══ EXTRAHIERTER TEXT
Sport : Ende der Überheblichkeit

Hockey-WM: Holland kämpft gegen Deutschland schon ums Weiterkommen

Stefan Hermanns

Mönchengladbach - In Deutschland zählt es gewissermaßen zum guten Ton, Niederlagen des großen Rivalen Holland mit lautem Jubel zu begleiten. So ähnlich war es auch am späten Mittwochabend, als sich unter den deutschen Hockey-Nationalspielern die Kunde verbreitete, dass die Holländer ihr erstes WM-Spiel gegen Südkorea verloren hatten. Verwunderlich war allenfalls, dass der Grad der Freude über den Ausrutscher des Nachbarlandes altersabhängig war. „Die ganzen jungen Spieler haben total gejubelt“, berichtete Tibor Weißenborn. „Aber ich als alter Realist fand es total dämlich.“ Weißenborn ist 25.

Der Mittelfeldspieler der deutschen Nationalmannschaft kennt die Holländer ziemlich gut, und er fürchtet, dass die Deutschen heute in ihrem zweiten Vorrundenspiel (15.15 Uhr, live im WDR) deren Enttäuschung über die unerwartete Niederlage gegen die Südkoreaner zu spüren bekommen. „Es ist ein bisschen wie im Fußball. Die Holländer neigen zur Überheblichkeit“, sagt Weißenborn, der seit einem Jahr in Amsterdam für den HC Bloemendaal, eine Art FC Chelsea des Hockey, spielt. „Mit unserer Aggressivität können wir gut dagegenhalten. Jetzt aber werden die Holländer den Kampf annehmen.“ Dazu passen auch die äußeren Begleitumstände: Das WM-Stadion in Mönchengladbach wird heute zum ersten Mal ausverkauft sein. Weil die Arena nur 30 Kilometer von der holländischen Grenze entfernt liegt, werden sich unter den 12 000 Zuschauern jedoch auch ausreichend Unterstützer für den Gegner befinden.
════
══ BEREITGESTELLTE ANGABEN
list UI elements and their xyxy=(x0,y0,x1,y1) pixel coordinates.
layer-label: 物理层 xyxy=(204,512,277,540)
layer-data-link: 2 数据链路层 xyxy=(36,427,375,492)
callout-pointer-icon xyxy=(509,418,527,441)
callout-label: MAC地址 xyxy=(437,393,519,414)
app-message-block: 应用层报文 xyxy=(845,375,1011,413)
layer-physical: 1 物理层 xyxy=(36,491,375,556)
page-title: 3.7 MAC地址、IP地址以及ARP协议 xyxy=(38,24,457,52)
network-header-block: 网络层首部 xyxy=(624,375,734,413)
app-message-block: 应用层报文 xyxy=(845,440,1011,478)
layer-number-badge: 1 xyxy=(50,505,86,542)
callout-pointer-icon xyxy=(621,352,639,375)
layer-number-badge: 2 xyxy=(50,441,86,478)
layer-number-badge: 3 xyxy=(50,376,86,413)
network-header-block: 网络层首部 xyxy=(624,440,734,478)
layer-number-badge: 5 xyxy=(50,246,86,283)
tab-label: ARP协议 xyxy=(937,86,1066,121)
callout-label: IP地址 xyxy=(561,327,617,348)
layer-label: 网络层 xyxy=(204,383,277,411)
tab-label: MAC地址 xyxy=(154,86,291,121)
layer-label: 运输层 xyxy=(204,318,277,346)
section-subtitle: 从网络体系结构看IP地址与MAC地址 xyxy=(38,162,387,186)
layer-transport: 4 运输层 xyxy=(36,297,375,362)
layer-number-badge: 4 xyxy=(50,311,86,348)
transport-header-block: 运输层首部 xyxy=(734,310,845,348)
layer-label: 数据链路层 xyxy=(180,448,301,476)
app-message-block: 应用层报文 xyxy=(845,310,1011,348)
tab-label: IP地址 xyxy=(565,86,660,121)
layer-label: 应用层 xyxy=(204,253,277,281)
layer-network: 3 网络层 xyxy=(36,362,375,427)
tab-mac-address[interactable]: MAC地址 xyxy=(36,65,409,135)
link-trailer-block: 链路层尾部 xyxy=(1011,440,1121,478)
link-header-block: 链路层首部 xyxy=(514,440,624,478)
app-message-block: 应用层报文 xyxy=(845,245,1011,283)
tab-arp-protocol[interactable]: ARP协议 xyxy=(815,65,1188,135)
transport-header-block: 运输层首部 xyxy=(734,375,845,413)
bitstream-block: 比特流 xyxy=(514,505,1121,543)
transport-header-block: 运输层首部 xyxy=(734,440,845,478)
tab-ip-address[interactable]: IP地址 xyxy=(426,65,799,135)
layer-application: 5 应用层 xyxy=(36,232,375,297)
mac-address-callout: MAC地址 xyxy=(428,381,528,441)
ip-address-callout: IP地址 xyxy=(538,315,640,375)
════
■ ZU BEANTWORTENDE FRAGEN:
1. Gib aus dem Artikel zur Hockey-WM den Abschnitt von „Stefan Hermanns“ bis „Weißenborn ist 25.“ wortgetreu wieder.
2. Beantworte anhand des Artikels zur Hockey-WM diese Fragen:
(a) Gegen welches Team verloren die Holländer ihr erstes WM-Spiel?
(b) Für welchen Verein spielt Tibor Weißenborn in Amsterdam?
(c) Wie viele Zuschauer fasst das ausverkaufte WM-Stadion in Mönchengladbach?

■ LÖSUNGEN DER AUFGABE:
1.
Stefan Hermanns

Mönchengladbach - In Deutschland zählt es gewissermaßen zum guten Ton, Niederlagen des großen Rivalen Holland mit lautem Jubel zu begleiten. So ähnlich war es auch am späten Mittwochabend, als sich unter den deutschen Hockey-Nationalspielern die Kunde verbreitete, dass die Holländer ihr erstes WM-Spiel gegen Südkorea verloren hatten. Verwunderlich war allenfalls, dass der Grad der Freude über den Ausrutscher des Nachbarlandes altersabhängig war. „Die ganzen jungen Spieler haben total gejubelt“, berichtete Tibor Weißenborn. „Aber ich als alter Realist fand es total dämlich.“ Weißenborn ist 25.

2.
(a) Gegen Südkorea.
(b) Für den HC Bloemendaal.
(c) 12 000 Zuschauer.